* _Stated goal_:
Quote the whole listing verbatim.

Start of Data records

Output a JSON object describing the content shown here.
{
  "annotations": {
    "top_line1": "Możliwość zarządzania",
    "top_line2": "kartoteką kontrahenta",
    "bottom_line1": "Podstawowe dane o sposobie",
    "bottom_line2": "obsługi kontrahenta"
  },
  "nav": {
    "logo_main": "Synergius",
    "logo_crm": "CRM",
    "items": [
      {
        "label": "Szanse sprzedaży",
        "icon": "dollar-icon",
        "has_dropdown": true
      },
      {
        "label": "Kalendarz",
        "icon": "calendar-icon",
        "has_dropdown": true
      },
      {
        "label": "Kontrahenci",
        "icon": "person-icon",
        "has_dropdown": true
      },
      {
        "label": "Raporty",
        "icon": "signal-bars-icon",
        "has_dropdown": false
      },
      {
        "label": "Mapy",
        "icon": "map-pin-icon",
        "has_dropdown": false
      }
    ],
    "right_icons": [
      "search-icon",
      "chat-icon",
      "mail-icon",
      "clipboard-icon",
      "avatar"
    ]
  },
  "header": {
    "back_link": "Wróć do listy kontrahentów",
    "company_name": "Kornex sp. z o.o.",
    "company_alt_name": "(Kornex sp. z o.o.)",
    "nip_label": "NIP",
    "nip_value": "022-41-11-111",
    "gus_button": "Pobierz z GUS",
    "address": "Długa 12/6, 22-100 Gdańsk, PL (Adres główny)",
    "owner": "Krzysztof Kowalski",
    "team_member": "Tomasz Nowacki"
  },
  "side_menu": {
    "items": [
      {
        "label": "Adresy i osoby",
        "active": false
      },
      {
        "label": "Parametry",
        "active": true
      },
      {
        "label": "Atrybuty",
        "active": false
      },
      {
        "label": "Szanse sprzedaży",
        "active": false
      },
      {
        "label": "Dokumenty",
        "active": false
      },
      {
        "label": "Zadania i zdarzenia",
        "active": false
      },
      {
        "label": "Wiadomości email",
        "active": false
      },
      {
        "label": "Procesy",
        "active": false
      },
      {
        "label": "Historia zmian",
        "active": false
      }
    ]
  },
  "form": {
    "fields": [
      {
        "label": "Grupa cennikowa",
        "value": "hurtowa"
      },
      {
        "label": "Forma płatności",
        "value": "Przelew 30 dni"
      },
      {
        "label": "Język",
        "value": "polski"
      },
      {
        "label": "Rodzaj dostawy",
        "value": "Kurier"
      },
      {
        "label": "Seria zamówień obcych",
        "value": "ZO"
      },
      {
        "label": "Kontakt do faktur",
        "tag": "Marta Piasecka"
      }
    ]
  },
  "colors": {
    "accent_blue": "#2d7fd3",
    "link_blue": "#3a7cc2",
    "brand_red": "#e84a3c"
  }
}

End of Data records

* _Answer for the task_:
Output a JSON object describing the content shown here.
{
  "annotations": {
    "top_line1": "Możliwość zarządzania",
    "top_line2": "kartoteką kontrahenta",
    "bottom_line1": "Podstawowe dane o sposobie",
    "bottom_line2": "obsługi kontrahenta"
  },
  "nav": {
    "logo_main": "Synergius",
    "logo_crm": "CRM",
    "items": [
      {
        "label": "Szanse sprzedaży",
        "icon": "dollar-icon",
        "has_dropdown": true
      },
      {
        "label": "Kalendarz",
        "icon": "calendar-icon",
        "has_dropdown": true
      },
      {
        "label": "Kontrahenci",
        "icon": "person-icon",
        "has_dropdown": true
      },
      {
        "label": "Raporty",
        "icon": "signal-bars-icon",
        "has_dropdown": false
      },
      {
        "label": "Mapy",
        "icon": "map-pin-icon",
        "has_dropdown": false
      }
    ],
    "right_icons": [
      "search-icon",
      "chat-icon",
      "mail-icon",
      "clipboard-icon",
      "avatar"
    ]
  },
  "header": {
    "back_link": "Wróć do listy kontrahentów",
    "company_name": "Kornex sp. z o.o.",
    "company_alt_name": "(Kornex sp. z o.o.)",
    "nip_label": "NIP",
    "nip_value": "022-41-11-111",
    "gus_button": "Pobierz z GUS",
    "address": "Długa 12/6, 22-100 Gdańsk, PL (Adres główny)",
    "owner": "Krzysztof Kowalski",
    "team_member": "Tomasz Nowacki"
  },
  "side_menu": {
    "items": [
      {
        "label": "Adresy i osoby",
        "active": false
      },
      {
        "label": "Parametry",
        "active": true
      },
      {
        "label": "Atrybuty",
        "active": false
      },
      {
        "label": "Szanse sprzedaży",
        "active": false
      },
      {
        "label": "Dokumenty",
        "active": false
      },
      {
        "label": "Zadania i zdarzenia",
        "active": false
      },
      {
        "label": "Wiadomości email",
        "active": false
      },
      {
        "label": "Procesy",
        "active": false
      },
      {
        "label": "Historia zmian",
        "active": false
      }
    ]
  },
  "form": {
    "fields": [
      {
        "label": "Grupa cennikowa",
        "value": "hurtowa"
      },
      {
        "label": "Forma płatności",
        "value": "Przelew 30 dni"
      },
      {
        "label": "Język",
        "value": "polski"
      },
      {
        "label": "Rodzaj dostawy",
        "value": "Kurier"
      },
      {
        "label": "Seria zamówień obcych",
        "value": "ZO"
      },
      {
        "label": "Kontakt do faktur",
        "tag": "Marta Piasecka"
      }
    ]
  },
  "colors": {
    "accent_blue": "#2d7fd3",
    "link_blue": "#3a7cc2",
    "brand_red": "#e84a3c"
  }
}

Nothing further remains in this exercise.